**WHAT THE TASK ASKS**
Extract the lines of the data below exactly as they are, from the line containing "- tracking-change: Model Access - Contact: None" through the line containing "- menu-item[interactable]: Merge: [698, 622, 818, 638]", inclusive.

(Region boundary data)
=====

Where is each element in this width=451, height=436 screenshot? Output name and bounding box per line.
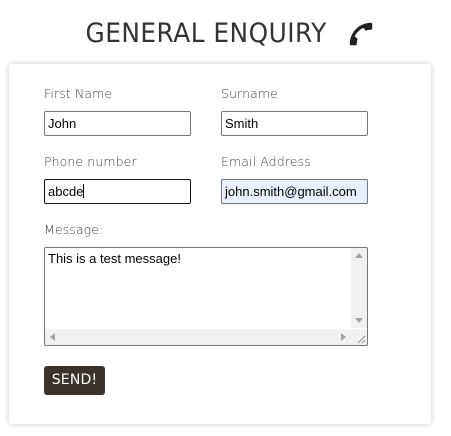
first-name-label: First Name xyxy=(44,86,113,101)
phone-number-label: Phone number xyxy=(44,154,137,169)
resize-handle[interactable] xyxy=(351,329,367,345)
phone-number-field[interactable]: abcde xyxy=(44,179,191,204)
first-name-field[interactable]: John xyxy=(44,111,191,136)
send-button[interactable]: SEND! xyxy=(44,366,105,395)
message-value: This is a test message! xyxy=(48,251,181,266)
horizontal-scrollbar[interactable] xyxy=(45,329,351,345)
message-label: Message: xyxy=(44,222,104,237)
email-address-label: Email Address xyxy=(221,154,311,169)
scroll-right-arrow-icon[interactable] xyxy=(341,333,346,341)
scroll-up-arrow-icon[interactable] xyxy=(355,253,363,258)
enquiry-form-card: First Name John Surname Smith Phone numb… xyxy=(9,64,431,424)
resize-grip-icon xyxy=(357,335,366,344)
heading-group: GENERAL ENQUIRY xyxy=(75,18,375,49)
surname-label: Surname xyxy=(221,86,278,101)
page-heading: GENERAL ENQUIRY xyxy=(0,18,451,58)
page: GENERAL ENQUIRY First Name John Surname … xyxy=(0,0,451,436)
text-caret xyxy=(83,184,85,198)
page-title: GENERAL ENQUIRY xyxy=(85,18,328,49)
scroll-left-arrow-icon[interactable] xyxy=(50,333,55,341)
message-textarea[interactable]: This is a test message! xyxy=(44,247,368,346)
vertical-scrollbar[interactable] xyxy=(351,248,367,328)
phone-icon xyxy=(346,19,376,49)
phone-number-value: abcde xyxy=(48,184,84,199)
email-address-value: john.smith@gmail.com xyxy=(225,184,357,199)
scroll-down-arrow-icon[interactable] xyxy=(355,318,363,323)
first-name-value: John xyxy=(48,116,77,131)
surname-field[interactable]: Smith xyxy=(221,111,368,136)
email-address-field[interactable]: john.smith@gmail.com xyxy=(221,179,368,204)
surname-value: Smith xyxy=(225,116,259,131)
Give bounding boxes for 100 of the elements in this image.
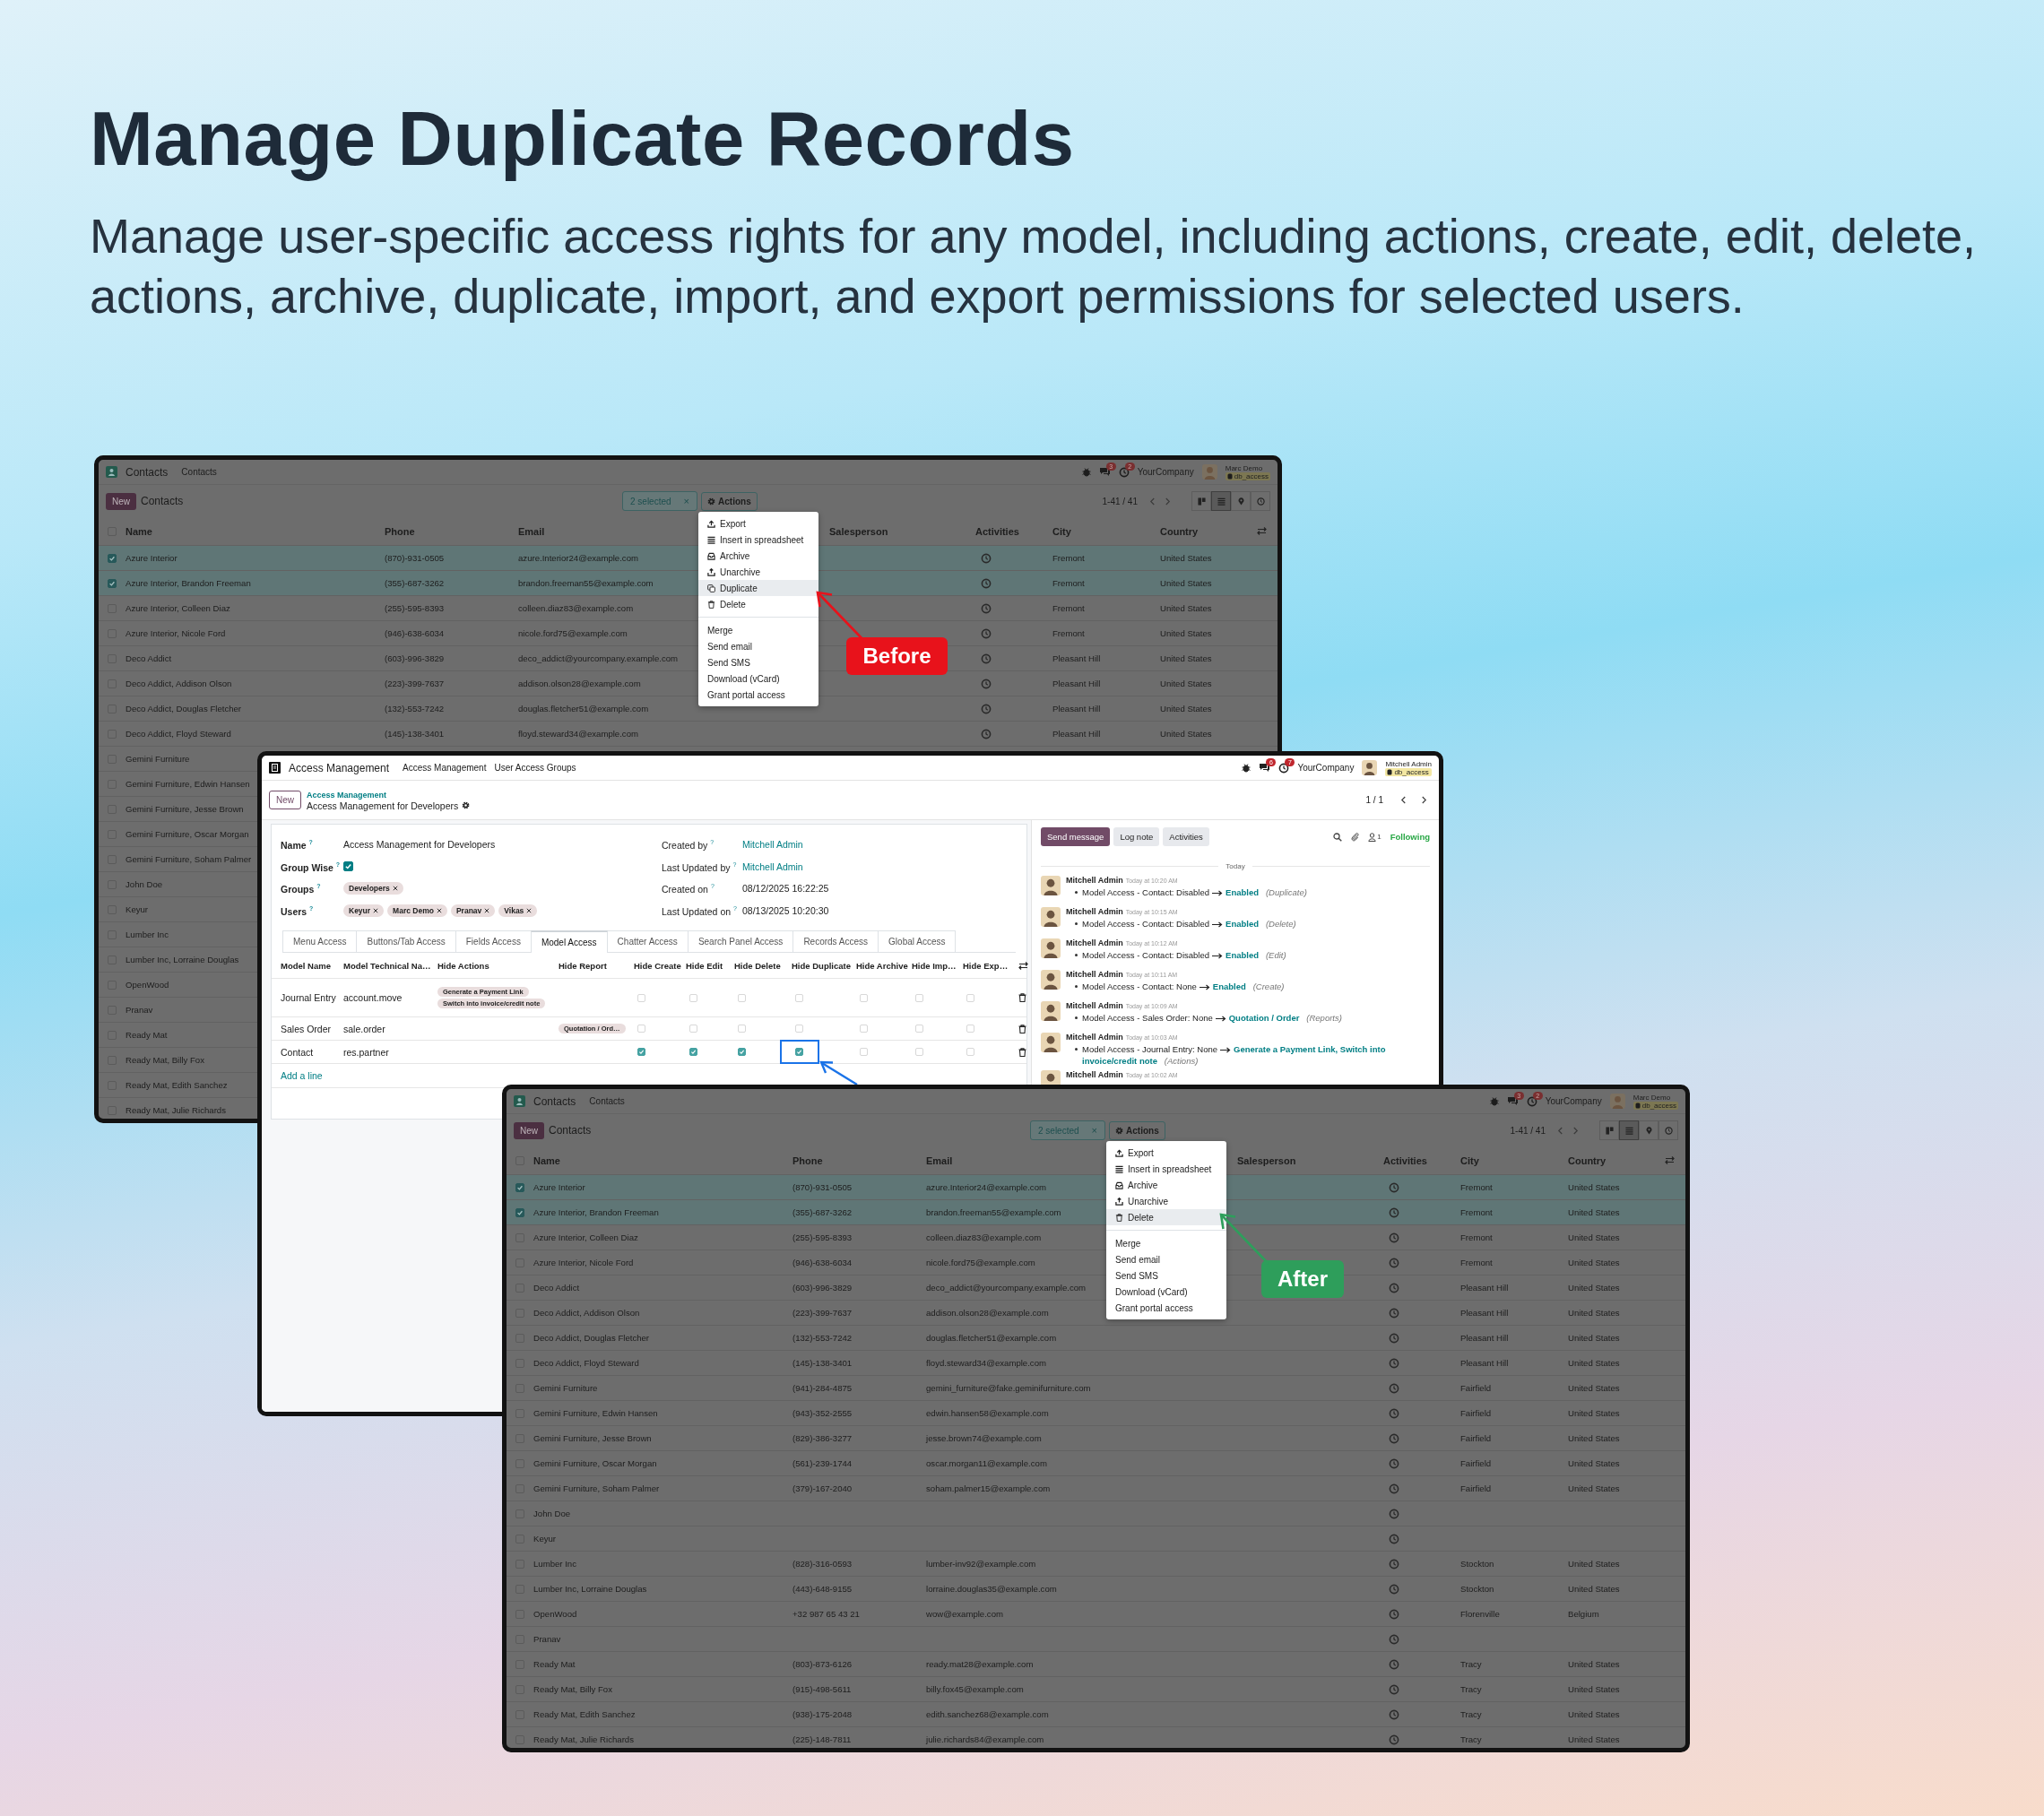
- tracking-change: Model Access - Contact: None Enabled (Create): [1082, 981, 1285, 992]
- field-label: Created by $^{?}$: [662, 839, 715, 851]
- tab[interactable]: Global Access: [878, 930, 957, 952]
- menu-item[interactable]: Send SMS: [1106, 1267, 1226, 1284]
- table-cell: United States: [1568, 1684, 1620, 1694]
- breadcrumb-link[interactable]: Access Management: [307, 789, 471, 800]
- table-cell: floyd.steward34@example.com: [518, 729, 638, 739]
- menu-item[interactable]: Merge: [698, 622, 818, 638]
- menu-item[interactable]: Delete: [1106, 1209, 1226, 1225]
- pager: 1-41 / 41: [1510, 1125, 1546, 1136]
- table-cell: United States: [1568, 1182, 1620, 1192]
- table-cell: United States: [1568, 1358, 1620, 1368]
- breadcrumb: Contacts: [141, 495, 184, 507]
- menu-item[interactable]: Export: [698, 515, 818, 532]
- column-header: Phone: [792, 1154, 823, 1166]
- table-cell: Pranav: [126, 1005, 153, 1015]
- table-cell: colleen.diaz83@example.com: [926, 1232, 1042, 1242]
- table-cell: addison.olson28@example.com: [926, 1308, 1049, 1318]
- table-cell: Tracy: [1460, 1684, 1482, 1694]
- tag-label: Developers: [349, 884, 390, 894]
- menu-item[interactable]: Unarchive: [1106, 1193, 1226, 1209]
- menu-item[interactable]: Archive: [1106, 1177, 1226, 1193]
- database-name: db_access: [1641, 1101, 1676, 1110]
- chatter-button[interactable]: Send message: [1041, 827, 1111, 846]
- menu-item[interactable]: Archive: [698, 548, 818, 564]
- table-cell: Deco Addict, Floyd Steward: [533, 1358, 639, 1368]
- tracking-change: Model Access - Contact: Disabled Enabled (Duplicate): [1082, 886, 1307, 898]
- new-button[interactable]: New: [106, 492, 136, 510]
- table-cell: nicole.ford75@example.com: [926, 1258, 1035, 1267]
- menu-item[interactable]: Send SMS: [698, 654, 818, 670]
- table-cell: (145)-138-3401: [792, 1358, 853, 1368]
- table-cell: edwin.hansen58@example.com: [926, 1408, 1049, 1418]
- table-cell: ready.mat28@example.com: [926, 1659, 1034, 1669]
- table-cell: United States: [1160, 679, 1212, 688]
- table-cell: Pleasant Hill: [1460, 1308, 1509, 1318]
- tab[interactable]: Model Access: [530, 930, 608, 953]
- table-cell: United States: [1160, 578, 1212, 588]
- table-cell: Azure Interior, Colleen Diaz: [533, 1232, 638, 1242]
- menu-item[interactable]: Insert in spreadsheet: [698, 532, 818, 548]
- table-cell-text: Contact: [281, 1046, 315, 1058]
- table-cell: John Doe: [533, 1509, 571, 1518]
- table-cell: (379)-167-2040: [792, 1483, 853, 1493]
- menu-item[interactable]: Send email: [698, 638, 818, 654]
- table-cell: Keyur: [126, 904, 149, 914]
- field-link[interactable]: Mitchell Admin: [742, 860, 803, 872]
- menu-item[interactable]: Delete: [698, 596, 818, 612]
- chatter-button[interactable]: Activities: [1163, 827, 1209, 846]
- tab[interactable]: Menu Access: [282, 930, 358, 952]
- menu-item[interactable]: Grant portal access: [698, 687, 818, 703]
- menu-item[interactable]: User Access Groups: [494, 763, 576, 773]
- column-header: Activities: [1383, 1154, 1427, 1166]
- menu-item[interactable]: Unarchive: [698, 564, 818, 580]
- tag-label: Vikas: [504, 905, 524, 915]
- user-name: Mitchell Admin: [1385, 759, 1432, 768]
- menu-item[interactable]: Merge: [1106, 1235, 1226, 1251]
- app-title: Access Management: [289, 761, 390, 774]
- field-label: Group Wise $^{?}$: [281, 860, 342, 872]
- table-cell: lorraine.douglas35@example.com: [926, 1584, 1057, 1594]
- company-name: YourCompany: [1137, 467, 1194, 477]
- add-line-link[interactable]: Add a line: [281, 1070, 323, 1081]
- field-link[interactable]: Mitchell Admin: [742, 839, 803, 851]
- column-header: Email: [518, 525, 545, 537]
- menu-item[interactable]: Export: [1106, 1145, 1226, 1161]
- table-cell: Pleasant Hill: [1052, 653, 1101, 663]
- tracking-change: Model Access - Contact: Disabled Enabled (Delete): [1082, 918, 1296, 930]
- new-button[interactable]: New: [269, 791, 301, 809]
- table-cell: United States: [1160, 729, 1212, 739]
- column-header: Phone: [385, 525, 415, 537]
- menu-item[interactable]: Access Management: [403, 763, 487, 773]
- selection-count: 2 selected: [1038, 1125, 1079, 1136]
- table-cell: azure.Interior24@example.com: [926, 1182, 1046, 1192]
- database-name: db_access: [1234, 471, 1269, 480]
- column-header: Salesperson: [1237, 1154, 1296, 1166]
- table-cell: Lumber Inc, Lorraine Douglas: [126, 955, 239, 964]
- table-cell: (829)-386-3277: [792, 1433, 853, 1443]
- menu-item[interactable]: Grant portal access: [1106, 1300, 1226, 1316]
- column-header: City: [1460, 1154, 1479, 1166]
- table-cell: (870)-931-0505: [792, 1182, 853, 1192]
- table-cell: deco_addict@yourcompany.example.com: [926, 1283, 1087, 1293]
- menu-item[interactable]: Download (vCard): [1106, 1284, 1226, 1300]
- chatter-button[interactable]: Log note: [1113, 827, 1160, 846]
- tracking-change: Model Access - Contact: Disabled Enabled (Edit): [1082, 949, 1286, 961]
- column-header: Name: [533, 1154, 560, 1166]
- menu-item[interactable]: Send email: [1106, 1251, 1226, 1267]
- table-cell: United States: [1160, 704, 1212, 713]
- table-cell: United States: [1160, 603, 1212, 613]
- menu-item[interactable]: Duplicate: [698, 580, 818, 596]
- table-cell: billy.fox45@example.com: [926, 1684, 1024, 1694]
- company-name: YourCompany: [1297, 763, 1355, 773]
- table-cell: (255)-595-8393: [385, 603, 445, 613]
- new-button[interactable]: New: [514, 1121, 544, 1139]
- table-cell: (828)-316-0593: [792, 1559, 853, 1569]
- field-value: Access Management for Developers: [343, 839, 496, 851]
- menu-item[interactable]: Insert in spreadsheet: [1106, 1161, 1226, 1177]
- menu-item[interactable]: Download (vCard): [698, 670, 818, 687]
- table-cell: United States: [1568, 1584, 1620, 1594]
- table-cell: (145)-138-3401: [385, 729, 445, 739]
- table-cell: Pranav: [533, 1634, 561, 1644]
- table-cell: Ready Mat, Julie Richards: [533, 1734, 634, 1744]
- table-cell: Gemini Furniture: [533, 1383, 598, 1393]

=====

**PROBLEM SOLUTION**
- tracking-change: Model Access - Contact: None Enabled (Create): [1082, 981, 1285, 992]
- field-label: Created by $^{?}$: [662, 839, 715, 851]
- tab[interactable]: Global Access: [878, 930, 957, 952]
- menu-item[interactable]: Send SMS: [1106, 1267, 1226, 1284]
- table-cell: United States: [1568, 1684, 1620, 1694]
- breadcrumb-link[interactable]: Access Management: [307, 789, 471, 800]
- table-cell: floyd.steward34@example.com: [518, 729, 638, 739]
- menu-item[interactable]: Merge: [698, 622, 818, 638]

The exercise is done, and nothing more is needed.